== Recorded data

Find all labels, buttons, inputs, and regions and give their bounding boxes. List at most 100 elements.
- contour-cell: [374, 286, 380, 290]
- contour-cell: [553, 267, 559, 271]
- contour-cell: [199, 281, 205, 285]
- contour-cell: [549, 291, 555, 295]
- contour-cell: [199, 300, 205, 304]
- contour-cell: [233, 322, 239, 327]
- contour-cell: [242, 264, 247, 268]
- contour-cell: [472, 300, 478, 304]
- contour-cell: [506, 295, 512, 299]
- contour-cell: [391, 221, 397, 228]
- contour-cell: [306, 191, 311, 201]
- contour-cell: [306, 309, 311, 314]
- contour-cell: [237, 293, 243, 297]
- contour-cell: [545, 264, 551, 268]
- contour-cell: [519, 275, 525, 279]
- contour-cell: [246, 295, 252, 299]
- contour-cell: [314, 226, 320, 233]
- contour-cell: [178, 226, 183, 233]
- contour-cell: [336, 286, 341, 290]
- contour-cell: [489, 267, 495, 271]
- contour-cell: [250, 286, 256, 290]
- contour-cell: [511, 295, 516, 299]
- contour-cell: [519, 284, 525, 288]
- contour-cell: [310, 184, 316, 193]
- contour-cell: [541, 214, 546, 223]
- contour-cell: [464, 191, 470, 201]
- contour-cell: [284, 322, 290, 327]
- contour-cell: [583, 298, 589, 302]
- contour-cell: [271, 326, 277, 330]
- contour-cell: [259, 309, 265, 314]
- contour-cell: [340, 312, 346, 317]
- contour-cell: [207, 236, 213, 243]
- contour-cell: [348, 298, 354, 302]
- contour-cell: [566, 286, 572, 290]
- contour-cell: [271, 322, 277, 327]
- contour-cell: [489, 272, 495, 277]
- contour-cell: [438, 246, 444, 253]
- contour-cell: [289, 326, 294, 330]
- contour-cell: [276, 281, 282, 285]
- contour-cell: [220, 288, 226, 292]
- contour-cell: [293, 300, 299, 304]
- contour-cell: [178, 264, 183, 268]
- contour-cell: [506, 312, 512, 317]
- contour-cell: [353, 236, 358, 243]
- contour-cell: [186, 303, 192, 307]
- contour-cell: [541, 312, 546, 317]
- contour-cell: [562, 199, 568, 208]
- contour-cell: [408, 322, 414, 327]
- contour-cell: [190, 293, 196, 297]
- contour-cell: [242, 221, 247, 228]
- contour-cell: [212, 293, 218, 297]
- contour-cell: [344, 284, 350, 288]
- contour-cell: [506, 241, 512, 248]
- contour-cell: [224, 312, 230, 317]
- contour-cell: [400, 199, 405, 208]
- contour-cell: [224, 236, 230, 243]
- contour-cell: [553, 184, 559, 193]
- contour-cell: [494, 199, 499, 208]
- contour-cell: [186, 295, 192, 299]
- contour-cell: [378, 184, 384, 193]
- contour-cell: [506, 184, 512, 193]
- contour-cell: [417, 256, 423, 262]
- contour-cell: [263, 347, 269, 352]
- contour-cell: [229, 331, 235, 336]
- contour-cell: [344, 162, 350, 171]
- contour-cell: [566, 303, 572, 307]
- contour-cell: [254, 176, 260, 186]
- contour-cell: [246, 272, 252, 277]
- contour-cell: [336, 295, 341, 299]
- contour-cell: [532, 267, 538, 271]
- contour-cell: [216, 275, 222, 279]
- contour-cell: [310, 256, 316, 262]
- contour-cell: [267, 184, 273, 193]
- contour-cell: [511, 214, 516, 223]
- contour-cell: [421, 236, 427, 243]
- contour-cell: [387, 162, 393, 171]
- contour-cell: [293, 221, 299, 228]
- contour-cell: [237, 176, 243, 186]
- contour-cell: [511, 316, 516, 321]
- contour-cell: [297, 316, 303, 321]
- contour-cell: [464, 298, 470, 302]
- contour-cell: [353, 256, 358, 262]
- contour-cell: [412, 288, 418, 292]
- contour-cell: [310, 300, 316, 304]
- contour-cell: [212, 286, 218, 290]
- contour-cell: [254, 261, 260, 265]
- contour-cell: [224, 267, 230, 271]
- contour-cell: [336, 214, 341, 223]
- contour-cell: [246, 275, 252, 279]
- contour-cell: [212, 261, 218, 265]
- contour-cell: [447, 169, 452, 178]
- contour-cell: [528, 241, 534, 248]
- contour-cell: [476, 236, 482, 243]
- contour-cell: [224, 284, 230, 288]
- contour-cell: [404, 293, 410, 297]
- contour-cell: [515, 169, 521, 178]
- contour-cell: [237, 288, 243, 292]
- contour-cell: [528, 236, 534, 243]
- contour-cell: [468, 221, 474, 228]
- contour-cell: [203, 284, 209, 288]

====

## Directions for this task:
Render the lines above as a Markdown table with the columns Row and Text, numbering each line and skipping any blank ones.

## Solution to this exercise:
| Row | Text |
|---|---|
| 1 | Find all labels, buttons, inputs, and regions and give their bounding boxes. List at most 100 elements. |
| 2 | - contour-cell: [374, 286, 380, 290] |
| 3 | - contour-cell: [553, 267, 559, 271] |
| 4 | - contour-cell: [199, 281, 205, 285] |
| 5 | - contour-cell: [549, 291, 555, 295] |
| 6 | - contour-cell: [199, 300, 205, 304] |
| 7 | - contour-cell: [233, 322, 239, 327] |
| 8 | - contour-cell: [242, 264, 247, 268] |
| 9 | - contour-cell: [472, 300, 478, 304] |
| 10 | - contour-cell: [506, 295, 512, 299] |
| 11 | - contour-cell: [391, 221, 397, 228] |
| 12 | - contour-cell: [306, 191, 311, 201] |
| 13 | - contour-cell: [306, 309, 311, 314] |
| 14 | - contour-cell: [237, 293, 243, 297] |
| 15 | - contour-cell: [545, 264, 551, 268] |
| 16 | - contour-cell: [519, 275, 525, 279] |
| 17 | - contour-cell: [246, 295, 252, 299] |
| 18 | - contour-cell: [314, 226, 320, 233] |
| 19 | - contour-cell: [178, 226, 183, 233] |
| 20 | - contour-cell: [336, 286, 341, 290] |
| 21 | - contour-cell: [489, 267, 495, 271] |
| 22 | - contour-cell: [250, 286, 256, 290] |
| 23 | - contour-cell: [511, 295, 516, 299] |
| 24 | - contour-cell: [519, 284, 525, 288] |
| 25 | - contour-cell: [310, 184, 316, 193] |
| 26 | - contour-cell: [541, 214, 546, 223] |
| 27 | - contour-cell: [464, 191, 470, 201] |
| 28 | - contour-cell: [284, 322, 290, 327] |
| 29 | - contour-cell: [583, 298, 589, 302] |
| 30 | - contour-cell: [271, 326, 277, 330] |
| 31 | - contour-cell: [259, 309, 265, 314] |
| 32 | - contour-cell: [340, 312, 346, 317] |
| 33 | - contour-cell: [207, 236, 213, 243] |
| 34 | - contour-cell: [348, 298, 354, 302] |
| 35 | - contour-cell: [566, 286, 572, 290] |
| 36 | - contour-cell: [271, 322, 277, 327] |
| 37 | - contour-cell: [489, 272, 495, 277] |
| 38 | - contour-cell: [438, 246, 444, 253] |
| 39 | - contour-cell: [289, 326, 294, 330] |
| 40 | - contour-cell: [276, 281, 282, 285] |
| 41 | - contour-cell: [220, 288, 226, 292] |
| 42 | - contour-cell: [293, 300, 299, 304] |
| 43 | - contour-cell: [178, 264, 183, 268] |
| 44 | - contour-cell: [506, 312, 512, 317] |
| 45 | - contour-cell: [353, 236, 358, 243] |
| 46 | - contour-cell: [186, 303, 192, 307] |
| 47 | - contour-cell: [541, 312, 546, 317] |
| 48 | - contour-cell: [562, 199, 568, 208] |
| 49 | - contour-cell: [408, 322, 414, 327] |
| 50 | - contour-cell: [190, 293, 196, 297] |
| 51 | - contour-cell: [242, 221, 247, 228] |
| 52 | - contour-cell: [212, 293, 218, 297] |
| 53 | - contour-cell: [344, 284, 350, 288] |
| 54 | - contour-cell: [506, 241, 512, 248] |
| 55 | - contour-cell: [224, 312, 230, 317] |
| 56 | - contour-cell: [400, 199, 405, 208] |
| 57 | - contour-cell: [224, 236, 230, 243] |
| 58 | - contour-cell: [553, 184, 559, 193] |
| 59 | - contour-cell: [494, 199, 499, 208] |
| 60 | - contour-cell: [186, 295, 192, 299] |
| 61 | - contour-cell: [378, 184, 384, 193] |
| 62 | - contour-cell: [506, 184, 512, 193] |
| 63 | - contour-cell: [417, 256, 423, 262] |
| 64 | - contour-cell: [263, 347, 269, 352] |
| 65 | - contour-cell: [229, 331, 235, 336] |
| 66 | - contour-cell: [344, 162, 350, 171] |
| 67 | - contour-cell: [566, 303, 572, 307] |
| 68 | - contour-cell: [254, 176, 260, 186] |
| 69 | - contour-cell: [246, 272, 252, 277] |
| 70 | - contour-cell: [336, 295, 341, 299] |
| 71 | - contour-cell: [532, 267, 538, 271] |
| 72 | - contour-cell: [216, 275, 222, 279] |
| 73 | - contour-cell: [310, 256, 316, 262] |
| 74 | - contour-cell: [267, 184, 273, 193] |
| 75 | - contour-cell: [511, 214, 516, 223] |
| 76 | - contour-cell: [421, 236, 427, 243] |
| 77 | - contour-cell: [387, 162, 393, 171] |
| 78 | - contour-cell: [293, 221, 299, 228] |
| 79 | - contour-cell: [237, 176, 243, 186] |
| 80 | - contour-cell: [511, 316, 516, 321] |
| 81 | - contour-cell: [297, 316, 303, 321] |
| 82 | - contour-cell: [464, 298, 470, 302] |
| 83 | - contour-cell: [353, 256, 358, 262] |
| 84 | - contour-cell: [412, 288, 418, 292] |
| 85 | - contour-cell: [310, 300, 316, 304] |
| 86 | - contour-cell: [212, 286, 218, 290] |
| 87 | - contour-cell: [254, 261, 260, 265] |
| 88 | - contour-cell: [224, 267, 230, 271] |
| 89 | - contour-cell: [336, 214, 341, 223] |
| 90 | - contour-cell: [246, 275, 252, 279] |
| 91 | - contour-cell: [212, 261, 218, 265] |
| 92 | - contour-cell: [447, 169, 452, 178] |
| 93 | - contour-cell: [528, 241, 534, 248] |
| 94 | - contour-cell: [476, 236, 482, 243] |
| 95 | - contour-cell: [224, 284, 230, 288] |
| 96 | - contour-cell: [404, 293, 410, 297] |
| 97 | - contour-cell: [515, 169, 521, 178] |
| 98 | - contour-cell: [237, 288, 243, 292] |
| 99 | - contour-cell: [528, 236, 534, 243] |
| 100 | - contour-cell: [468, 221, 474, 228] |
| 101 | - contour-cell: [203, 284, 209, 288] |